**INSTRUCTIONS FOR THE TASK**
Write the data out again exactly, dropping any images it holds.

**MATERIAL PROVIDED**

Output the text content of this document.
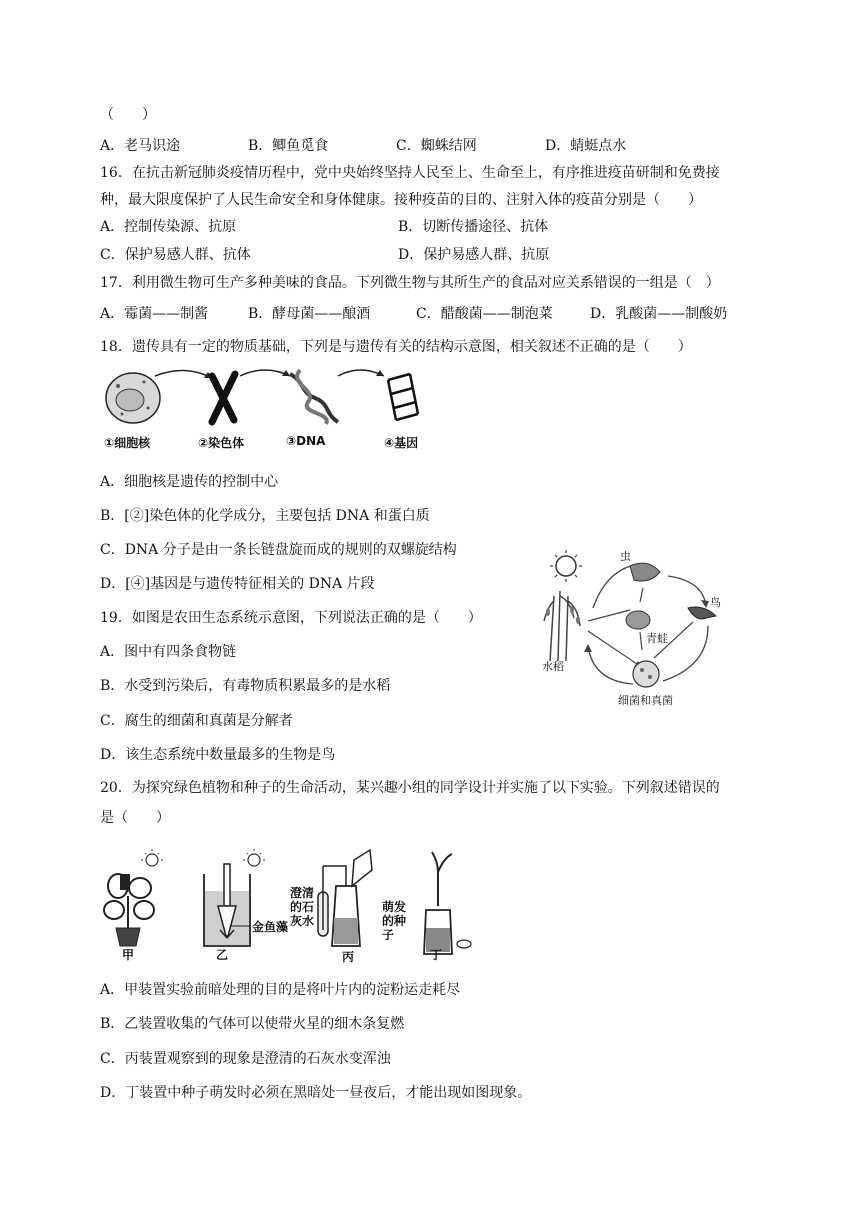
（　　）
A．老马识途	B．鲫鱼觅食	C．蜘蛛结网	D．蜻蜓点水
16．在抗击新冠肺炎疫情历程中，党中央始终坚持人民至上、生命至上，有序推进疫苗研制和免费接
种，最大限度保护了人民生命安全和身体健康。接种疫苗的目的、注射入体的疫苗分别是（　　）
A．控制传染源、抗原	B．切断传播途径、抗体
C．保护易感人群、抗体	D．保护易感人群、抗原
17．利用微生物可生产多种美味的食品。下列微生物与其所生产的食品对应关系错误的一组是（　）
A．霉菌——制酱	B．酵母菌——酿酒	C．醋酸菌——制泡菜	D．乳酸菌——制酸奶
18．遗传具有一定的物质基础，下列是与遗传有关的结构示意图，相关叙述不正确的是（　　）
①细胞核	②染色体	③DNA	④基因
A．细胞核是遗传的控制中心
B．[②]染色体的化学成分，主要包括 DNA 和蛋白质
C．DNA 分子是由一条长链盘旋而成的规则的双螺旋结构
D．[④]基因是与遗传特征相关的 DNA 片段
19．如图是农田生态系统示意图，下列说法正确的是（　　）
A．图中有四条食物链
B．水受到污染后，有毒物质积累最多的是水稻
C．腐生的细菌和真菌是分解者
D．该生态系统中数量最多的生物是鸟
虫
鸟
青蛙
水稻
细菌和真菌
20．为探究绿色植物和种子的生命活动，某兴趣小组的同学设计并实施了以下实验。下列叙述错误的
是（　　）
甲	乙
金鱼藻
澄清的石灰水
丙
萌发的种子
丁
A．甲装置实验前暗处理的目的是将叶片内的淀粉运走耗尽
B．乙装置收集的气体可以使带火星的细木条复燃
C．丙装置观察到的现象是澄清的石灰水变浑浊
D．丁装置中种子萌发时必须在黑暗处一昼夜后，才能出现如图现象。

**WRITTEN SOLUTION**
Output the text content of this document.
（　　）
A．老马识途	B．鲫鱼觅食	C．蜘蛛结网	D．蜻蜓点水
16．在抗击新冠肺炎疫情历程中，党中央始终坚持人民至上、生命至上，有序推进疫苗研制和免费接
种，最大限度保护了人民生命安全和身体健康。接种疫苗的目的、注射入体的疫苗分别是（　　）
A．控制传染源、抗原	B．切断传播途径、抗体
C．保护易感人群、抗体	D．保护易感人群、抗原
17．利用微生物可生产多种美味的食品。下列微生物与其所生产的食品对应关系错误的一组是（　）
A．霉菌——制酱	B．酵母菌——酿酒	C．醋酸菌——制泡菜	D．乳酸菌——制酸奶
18．遗传具有一定的物质基础，下列是与遗传有关的结构示意图，相关叙述不正确的是（　　）
①细胞核	②染色体	③DNA	④基因
A．细胞核是遗传的控制中心
B．[②]染色体的化学成分，主要包括 DNA 和蛋白质
C．DNA 分子是由一条长链盘旋而成的规则的双螺旋结构
D．[④]基因是与遗传特征相关的 DNA 片段
19．如图是农田生态系统示意图，下列说法正确的是（　　）
A．图中有四条食物链
B．水受到污染后，有毒物质积累最多的是水稻
C．腐生的细菌和真菌是分解者
D．该生态系统中数量最多的生物是鸟
虫
鸟
青蛙
水稻
细菌和真菌
20．为探究绿色植物和种子的生命活动，某兴趣小组的同学设计并实施了以下实验。下列叙述错误的
是（　　）
甲	乙
金鱼藻
澄清的石灰水
丙
萌发的种子
丁
A．甲装置实验前暗处理的目的是将叶片内的淀粉运走耗尽
B．乙装置收集的气体可以使带火星的细木条复燃
C．丙装置观察到的现象是澄清的石灰水变浑浊
D．丁装置中种子萌发时必须在黑暗处一昼夜后，才能出现如图现象。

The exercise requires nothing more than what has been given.